» **Work to do**
Identify the lines that include the word "down", then copy all of them.

» **Records provided**
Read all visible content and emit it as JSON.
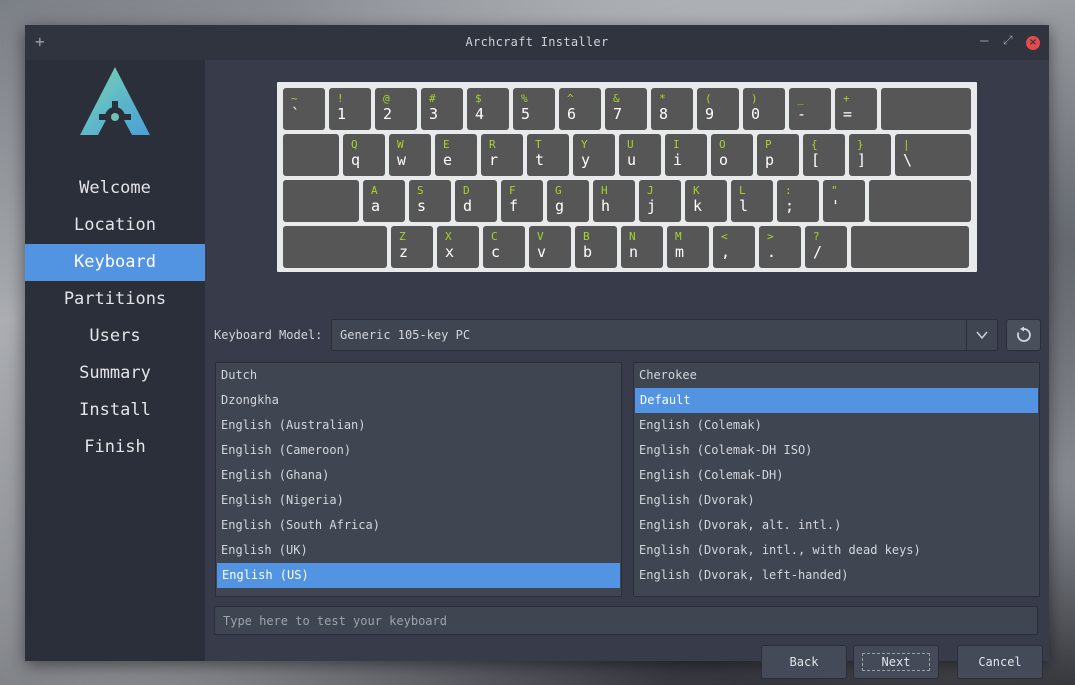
{
  "window": {
    "title": "Archcraft Installer",
    "pin_icon": "+",
    "minimize_icon": "–",
    "maximize_icon": "⤢",
    "close_icon": "×"
  },
  "sidebar": {
    "items": [
      {
        "label": "Welcome",
        "active": false
      },
      {
        "label": "Location",
        "active": false
      },
      {
        "label": "Keyboard",
        "active": true
      },
      {
        "label": "Partitions",
        "active": false
      },
      {
        "label": "Users",
        "active": false
      },
      {
        "label": "Summary",
        "active": false
      },
      {
        "label": "Install",
        "active": false
      },
      {
        "label": "Finish",
        "active": false
      }
    ]
  },
  "keyboard_preview": {
    "rows": [
      [
        [
          "~",
          "`"
        ],
        [
          "!",
          "1"
        ],
        [
          "@",
          "2"
        ],
        [
          "#",
          "3"
        ],
        [
          "$",
          "4"
        ],
        [
          "%",
          "5"
        ],
        [
          "^",
          "6"
        ],
        [
          "&",
          "7"
        ],
        [
          "*",
          "8"
        ],
        [
          "(",
          "9"
        ],
        [
          ")",
          "0"
        ],
        [
          "_",
          "-"
        ],
        [
          "+",
          "="
        ],
        [
          "",
          ""
        ]
      ],
      [
        [
          "",
          ""
        ],
        [
          "Q",
          "q"
        ],
        [
          "W",
          "w"
        ],
        [
          "E",
          "e"
        ],
        [
          "R",
          "r"
        ],
        [
          "T",
          "t"
        ],
        [
          "Y",
          "y"
        ],
        [
          "U",
          "u"
        ],
        [
          "I",
          "i"
        ],
        [
          "O",
          "o"
        ],
        [
          "P",
          "p"
        ],
        [
          "{",
          "["
        ],
        [
          "}",
          "]"
        ],
        [
          "|",
          "\\"
        ]
      ],
      [
        [
          "",
          ""
        ],
        [
          "A",
          "a"
        ],
        [
          "S",
          "s"
        ],
        [
          "D",
          "d"
        ],
        [
          "F",
          "f"
        ],
        [
          "G",
          "g"
        ],
        [
          "H",
          "h"
        ],
        [
          "J",
          "j"
        ],
        [
          "K",
          "k"
        ],
        [
          "L",
          "l"
        ],
        [
          ":",
          ";"
        ],
        [
          "\"",
          "'"
        ],
        [
          "",
          ""
        ]
      ],
      [
        [
          "",
          ""
        ],
        [
          "Z",
          "z"
        ],
        [
          "X",
          "x"
        ],
        [
          "C",
          "c"
        ],
        [
          "V",
          "v"
        ],
        [
          "B",
          "b"
        ],
        [
          "N",
          "n"
        ],
        [
          "M",
          "m"
        ],
        [
          "<",
          ","
        ],
        [
          ">",
          "."
        ],
        [
          "?",
          "/"
        ],
        [
          "",
          ""
        ]
      ]
    ]
  },
  "model": {
    "label": "Keyboard Model:",
    "value": "Generic 105-key PC",
    "dropdown_icon": "chevron-down-icon",
    "reset_icon": "reset-icon"
  },
  "layouts": {
    "items": [
      "Dutch",
      "Dzongkha",
      "English (Australian)",
      "English (Cameroon)",
      "English (Ghana)",
      "English (Nigeria)",
      "English (South Africa)",
      "English (UK)",
      "English (US)"
    ],
    "selected": "English (US)"
  },
  "variants": {
    "items": [
      "Cherokee",
      "Default",
      "English (Colemak)",
      "English (Colemak-DH ISO)",
      "English (Colemak-DH)",
      "English (Dvorak)",
      "English (Dvorak, alt. intl.)",
      "English (Dvorak, intl., with dead keys)",
      "English (Dvorak, left-handed)"
    ],
    "selected": "Default"
  },
  "test_input": {
    "placeholder": "Type here to test your keyboard",
    "value": ""
  },
  "buttons": {
    "back": "Back",
    "next": "Next",
    "cancel": "Cancel"
  },
  "colors": {
    "accent": "#5294e2",
    "key_shift_label": "#a6d42a",
    "close_button": "#e54b4b"
  }
}
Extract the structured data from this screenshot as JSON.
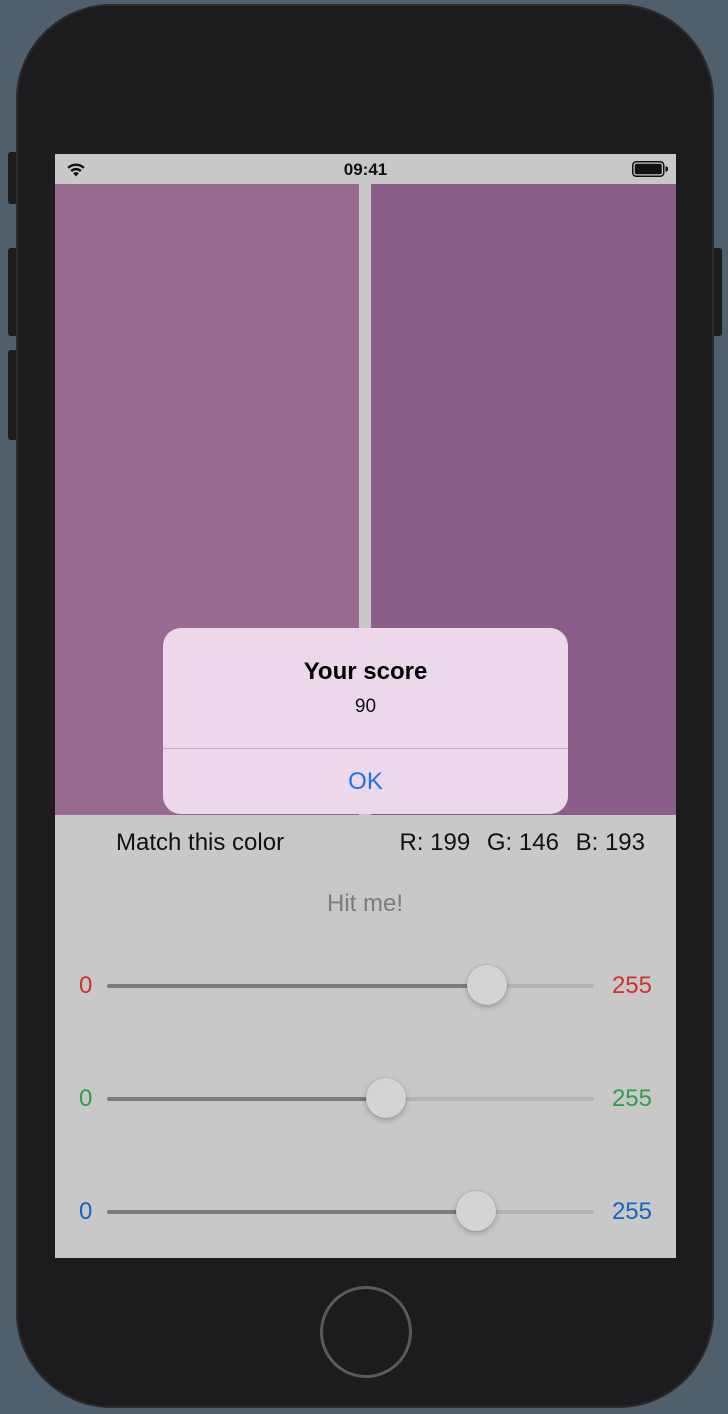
{
  "status_bar": {
    "time": "09:41",
    "wifi_icon": "wifi-icon",
    "battery_icon": "battery-icon"
  },
  "swatches": {
    "target_color": "#986a90",
    "guess_color": "#8b5d89"
  },
  "info": {
    "match_label": "Match this color",
    "r_text": "R: 199",
    "g_text": "G: 146",
    "b_text": "B: 193"
  },
  "hit_button_label": "Hit me!",
  "sliders": [
    {
      "channel": "red",
      "min_label": "0",
      "max_label": "255",
      "value": 199,
      "max": 255,
      "color": "#d0312d"
    },
    {
      "channel": "green",
      "min_label": "0",
      "max_label": "255",
      "value": 146,
      "max": 255,
      "color": "#2e9e4a"
    },
    {
      "channel": "blue",
      "min_label": "0",
      "max_label": "255",
      "value": 193,
      "max": 255,
      "color": "#1565c0"
    }
  ],
  "alert": {
    "title": "Your score",
    "message": "90",
    "ok_label": "OK",
    "ok_color": "#1a73e8"
  }
}
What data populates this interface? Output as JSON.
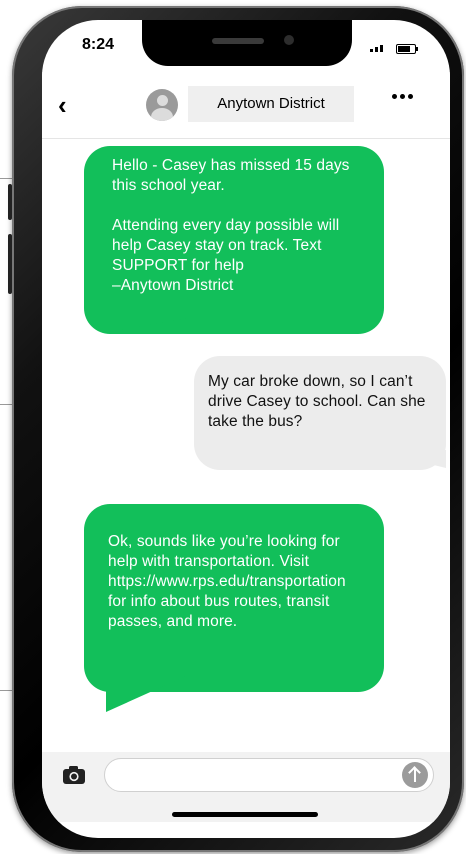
{
  "status": {
    "time": "8:24"
  },
  "header": {
    "contact_name": "Anytown District"
  },
  "messages": [
    {
      "direction": "incoming",
      "text": "Hello - Casey has missed 15 days this school year.\n\nAttending every day possible will help Casey stay on track. Text SUPPORT for help\n–Anytown District"
    },
    {
      "direction": "outgoing",
      "text": "My car broke down, so I can’t drive Casey to school. Can she take the bus?"
    },
    {
      "direction": "incoming",
      "text": "Ok, sounds like you’re looking for help with transportation. Visit https://www.rps.edu/transportation for info about bus routes, transit passes, and more."
    }
  ],
  "composer": {
    "placeholder": ""
  },
  "colors": {
    "incoming_bubble": "#12bf5a",
    "outgoing_bubble": "#ececec"
  },
  "icons": {
    "back": "chevron-left-icon",
    "menu": "more-dots-icon",
    "camera": "camera-icon",
    "send": "send-arrow-icon"
  }
}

» **Worked answer**
    "dropdown_icon": "chevron-down-icon",
      "text": "My car broke down, so I can’t drive Casey to school. Can she take the bus?"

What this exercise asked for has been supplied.